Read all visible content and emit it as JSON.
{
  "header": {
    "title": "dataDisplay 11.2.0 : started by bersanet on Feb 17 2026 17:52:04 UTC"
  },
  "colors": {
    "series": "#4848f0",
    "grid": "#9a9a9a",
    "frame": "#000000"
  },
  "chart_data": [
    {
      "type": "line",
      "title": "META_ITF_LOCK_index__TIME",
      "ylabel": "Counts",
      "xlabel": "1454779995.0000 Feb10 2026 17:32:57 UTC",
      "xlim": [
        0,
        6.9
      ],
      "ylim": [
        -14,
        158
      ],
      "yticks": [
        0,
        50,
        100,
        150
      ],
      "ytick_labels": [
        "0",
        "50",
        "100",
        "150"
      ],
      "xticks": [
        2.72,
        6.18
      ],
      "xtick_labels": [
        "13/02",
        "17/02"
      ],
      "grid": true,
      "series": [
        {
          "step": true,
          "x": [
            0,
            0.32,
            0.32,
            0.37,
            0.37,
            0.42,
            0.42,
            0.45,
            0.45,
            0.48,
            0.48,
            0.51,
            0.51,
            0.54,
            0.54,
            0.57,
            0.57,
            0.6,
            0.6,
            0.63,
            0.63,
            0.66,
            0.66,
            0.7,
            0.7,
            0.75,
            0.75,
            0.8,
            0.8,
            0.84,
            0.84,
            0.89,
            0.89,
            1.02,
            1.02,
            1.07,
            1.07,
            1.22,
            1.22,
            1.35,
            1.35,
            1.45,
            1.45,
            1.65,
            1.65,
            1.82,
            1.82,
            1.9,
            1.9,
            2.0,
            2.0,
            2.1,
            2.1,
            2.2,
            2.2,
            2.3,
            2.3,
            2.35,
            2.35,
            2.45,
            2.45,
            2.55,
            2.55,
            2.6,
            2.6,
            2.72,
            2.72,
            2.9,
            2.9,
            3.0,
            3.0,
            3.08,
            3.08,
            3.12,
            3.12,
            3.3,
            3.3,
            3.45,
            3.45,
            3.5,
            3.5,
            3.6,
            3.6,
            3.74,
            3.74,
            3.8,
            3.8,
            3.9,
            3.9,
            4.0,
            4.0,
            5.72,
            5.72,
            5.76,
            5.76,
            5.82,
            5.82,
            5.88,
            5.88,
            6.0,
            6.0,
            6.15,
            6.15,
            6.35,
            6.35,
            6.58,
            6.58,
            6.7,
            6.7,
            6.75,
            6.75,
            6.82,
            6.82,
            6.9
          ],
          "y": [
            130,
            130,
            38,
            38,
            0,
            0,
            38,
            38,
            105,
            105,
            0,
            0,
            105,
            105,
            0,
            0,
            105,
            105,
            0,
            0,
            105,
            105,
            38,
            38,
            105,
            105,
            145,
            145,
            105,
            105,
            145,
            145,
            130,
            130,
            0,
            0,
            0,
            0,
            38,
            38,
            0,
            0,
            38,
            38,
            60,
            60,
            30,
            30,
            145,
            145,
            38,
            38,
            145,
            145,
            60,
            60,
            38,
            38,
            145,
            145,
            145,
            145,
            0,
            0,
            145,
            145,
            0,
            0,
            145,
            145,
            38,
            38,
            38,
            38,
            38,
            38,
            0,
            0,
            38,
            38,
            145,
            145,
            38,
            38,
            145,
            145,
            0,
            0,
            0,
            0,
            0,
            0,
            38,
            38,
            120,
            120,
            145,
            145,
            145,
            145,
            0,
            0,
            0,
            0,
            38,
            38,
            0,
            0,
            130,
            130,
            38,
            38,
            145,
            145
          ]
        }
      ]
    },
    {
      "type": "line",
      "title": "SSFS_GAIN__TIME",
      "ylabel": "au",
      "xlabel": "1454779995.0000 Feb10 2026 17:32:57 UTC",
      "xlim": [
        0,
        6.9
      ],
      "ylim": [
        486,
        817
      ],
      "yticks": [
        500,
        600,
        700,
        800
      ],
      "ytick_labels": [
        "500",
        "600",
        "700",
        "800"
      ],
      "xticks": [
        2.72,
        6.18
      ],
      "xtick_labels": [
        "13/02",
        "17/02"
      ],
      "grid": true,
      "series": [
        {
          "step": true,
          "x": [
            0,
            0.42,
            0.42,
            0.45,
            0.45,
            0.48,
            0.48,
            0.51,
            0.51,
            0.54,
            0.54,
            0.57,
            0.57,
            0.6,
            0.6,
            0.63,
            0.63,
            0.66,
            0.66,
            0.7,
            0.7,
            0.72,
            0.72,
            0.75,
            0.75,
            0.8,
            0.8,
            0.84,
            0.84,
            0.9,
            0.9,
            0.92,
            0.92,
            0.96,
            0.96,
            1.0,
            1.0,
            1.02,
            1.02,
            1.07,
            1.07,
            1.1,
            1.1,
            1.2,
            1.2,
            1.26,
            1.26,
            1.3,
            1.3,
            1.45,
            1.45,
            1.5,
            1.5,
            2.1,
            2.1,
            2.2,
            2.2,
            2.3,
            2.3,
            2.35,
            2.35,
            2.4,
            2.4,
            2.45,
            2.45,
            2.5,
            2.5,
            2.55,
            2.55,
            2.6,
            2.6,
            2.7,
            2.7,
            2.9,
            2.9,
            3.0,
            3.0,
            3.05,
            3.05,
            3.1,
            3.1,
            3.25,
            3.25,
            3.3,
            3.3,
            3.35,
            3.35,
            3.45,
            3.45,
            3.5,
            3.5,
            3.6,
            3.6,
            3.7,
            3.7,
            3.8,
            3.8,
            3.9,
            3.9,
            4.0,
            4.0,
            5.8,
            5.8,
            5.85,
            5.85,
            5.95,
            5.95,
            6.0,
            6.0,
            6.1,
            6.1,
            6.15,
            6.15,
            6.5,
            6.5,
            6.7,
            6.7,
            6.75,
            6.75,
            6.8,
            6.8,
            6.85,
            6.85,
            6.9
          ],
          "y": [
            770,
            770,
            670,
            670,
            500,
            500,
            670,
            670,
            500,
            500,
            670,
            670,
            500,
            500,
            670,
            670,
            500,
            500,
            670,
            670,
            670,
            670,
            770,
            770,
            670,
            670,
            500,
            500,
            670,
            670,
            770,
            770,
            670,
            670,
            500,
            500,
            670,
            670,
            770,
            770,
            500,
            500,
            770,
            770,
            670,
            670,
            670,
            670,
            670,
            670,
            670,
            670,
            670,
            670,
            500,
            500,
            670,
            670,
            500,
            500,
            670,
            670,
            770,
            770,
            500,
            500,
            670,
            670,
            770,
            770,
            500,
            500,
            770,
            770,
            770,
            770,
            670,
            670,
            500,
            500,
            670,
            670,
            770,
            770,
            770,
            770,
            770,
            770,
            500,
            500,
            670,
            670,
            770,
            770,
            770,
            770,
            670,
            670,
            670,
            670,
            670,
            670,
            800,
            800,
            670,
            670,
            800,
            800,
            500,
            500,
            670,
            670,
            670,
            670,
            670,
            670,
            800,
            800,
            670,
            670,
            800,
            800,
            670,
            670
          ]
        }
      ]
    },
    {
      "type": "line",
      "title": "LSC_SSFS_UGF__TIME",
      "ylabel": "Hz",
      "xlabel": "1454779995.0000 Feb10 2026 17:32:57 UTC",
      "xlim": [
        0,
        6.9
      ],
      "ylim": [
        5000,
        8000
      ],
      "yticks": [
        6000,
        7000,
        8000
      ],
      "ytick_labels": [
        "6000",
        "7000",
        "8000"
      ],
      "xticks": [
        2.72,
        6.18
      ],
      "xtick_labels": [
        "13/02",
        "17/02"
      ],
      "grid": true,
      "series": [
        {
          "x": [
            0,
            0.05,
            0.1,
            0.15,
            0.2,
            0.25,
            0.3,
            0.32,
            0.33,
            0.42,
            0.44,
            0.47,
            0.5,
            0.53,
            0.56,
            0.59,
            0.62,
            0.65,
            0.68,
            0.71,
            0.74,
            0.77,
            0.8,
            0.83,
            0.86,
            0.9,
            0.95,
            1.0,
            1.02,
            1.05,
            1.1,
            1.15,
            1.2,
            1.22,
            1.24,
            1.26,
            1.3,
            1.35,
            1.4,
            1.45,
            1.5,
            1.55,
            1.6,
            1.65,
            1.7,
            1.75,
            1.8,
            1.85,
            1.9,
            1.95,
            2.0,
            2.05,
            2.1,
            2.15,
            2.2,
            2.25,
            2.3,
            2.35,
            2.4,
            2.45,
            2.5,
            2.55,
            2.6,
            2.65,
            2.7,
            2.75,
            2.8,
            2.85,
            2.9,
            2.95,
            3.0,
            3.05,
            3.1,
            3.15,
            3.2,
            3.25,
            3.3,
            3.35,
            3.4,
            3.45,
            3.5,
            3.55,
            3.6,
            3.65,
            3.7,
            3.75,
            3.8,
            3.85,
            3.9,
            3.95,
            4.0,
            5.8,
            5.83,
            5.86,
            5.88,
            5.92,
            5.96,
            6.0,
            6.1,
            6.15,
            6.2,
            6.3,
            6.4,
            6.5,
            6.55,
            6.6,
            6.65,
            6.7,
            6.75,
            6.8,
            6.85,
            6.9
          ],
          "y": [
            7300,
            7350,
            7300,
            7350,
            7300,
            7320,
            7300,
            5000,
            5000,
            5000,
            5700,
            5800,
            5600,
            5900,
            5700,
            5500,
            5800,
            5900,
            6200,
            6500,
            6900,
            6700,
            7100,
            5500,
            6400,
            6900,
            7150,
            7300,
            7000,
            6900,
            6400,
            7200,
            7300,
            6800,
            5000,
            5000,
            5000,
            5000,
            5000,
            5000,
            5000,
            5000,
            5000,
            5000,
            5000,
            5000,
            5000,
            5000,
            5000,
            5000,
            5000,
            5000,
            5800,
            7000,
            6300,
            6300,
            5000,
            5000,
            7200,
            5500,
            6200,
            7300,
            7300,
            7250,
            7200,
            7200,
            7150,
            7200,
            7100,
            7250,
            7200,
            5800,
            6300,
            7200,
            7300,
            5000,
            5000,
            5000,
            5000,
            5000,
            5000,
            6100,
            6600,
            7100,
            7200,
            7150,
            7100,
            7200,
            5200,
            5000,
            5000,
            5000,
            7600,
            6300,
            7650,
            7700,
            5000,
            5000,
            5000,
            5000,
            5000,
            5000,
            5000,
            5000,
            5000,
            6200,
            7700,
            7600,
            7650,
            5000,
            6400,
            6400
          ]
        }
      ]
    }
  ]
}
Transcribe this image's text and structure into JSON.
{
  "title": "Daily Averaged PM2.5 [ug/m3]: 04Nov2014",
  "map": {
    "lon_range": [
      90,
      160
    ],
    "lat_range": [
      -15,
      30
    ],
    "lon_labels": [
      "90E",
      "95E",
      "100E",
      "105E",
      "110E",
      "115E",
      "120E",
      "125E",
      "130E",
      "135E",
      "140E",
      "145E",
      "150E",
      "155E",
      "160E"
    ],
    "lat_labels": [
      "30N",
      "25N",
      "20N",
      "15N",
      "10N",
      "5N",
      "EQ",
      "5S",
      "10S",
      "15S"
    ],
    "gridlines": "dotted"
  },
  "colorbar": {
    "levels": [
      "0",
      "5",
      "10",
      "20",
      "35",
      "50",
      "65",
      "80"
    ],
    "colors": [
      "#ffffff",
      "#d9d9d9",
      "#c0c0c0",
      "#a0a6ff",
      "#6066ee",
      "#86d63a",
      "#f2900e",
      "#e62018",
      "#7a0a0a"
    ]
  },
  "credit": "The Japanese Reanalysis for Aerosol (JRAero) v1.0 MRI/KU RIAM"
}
==*==
Write the lines out exactly, from the one with "Transcribe this image's" down to the last line of the listing, and leave out all others.

Transcribe this image's text and structure into JSON.
{
  "title": "Daily Averaged PM2.5 [ug/m3]: 04Nov2014",
  "map": {
    "lon_range": [
      90,
      160
    ],
    "lat_range": [
      -15,
      30
    ],
    "lon_labels": [
      "90E",
      "95E",
      "100E",
      "105E",
      "110E",
      "115E",
      "120E",
      "125E",
      "130E",
      "135E",
      "140E",
      "145E",
      "150E",
      "155E",
      "160E"
    ],
    "lat_labels": [
      "30N",
      "25N",
      "20N",
      "15N",
      "10N",
      "5N",
      "EQ",
      "5S",
      "10S",
      "15S"
    ],
    "gridlines": "dotted"
  },
  "colorbar": {
    "levels": [
      "0",
      "5",
      "10",
      "20",
      "35",
      "50",
      "65",
      "80"
    ],
    "colors": [
      "#ffffff",
      "#d9d9d9",
      "#c0c0c0",
      "#a0a6ff",
      "#6066ee",
      "#86d63a",
      "#f2900e",
      "#e62018",
      "#7a0a0a"
    ]
  },
  "credit": "The Japanese Reanalysis for Aerosol (JRAero) v1.0 MRI/KU RIAM"
}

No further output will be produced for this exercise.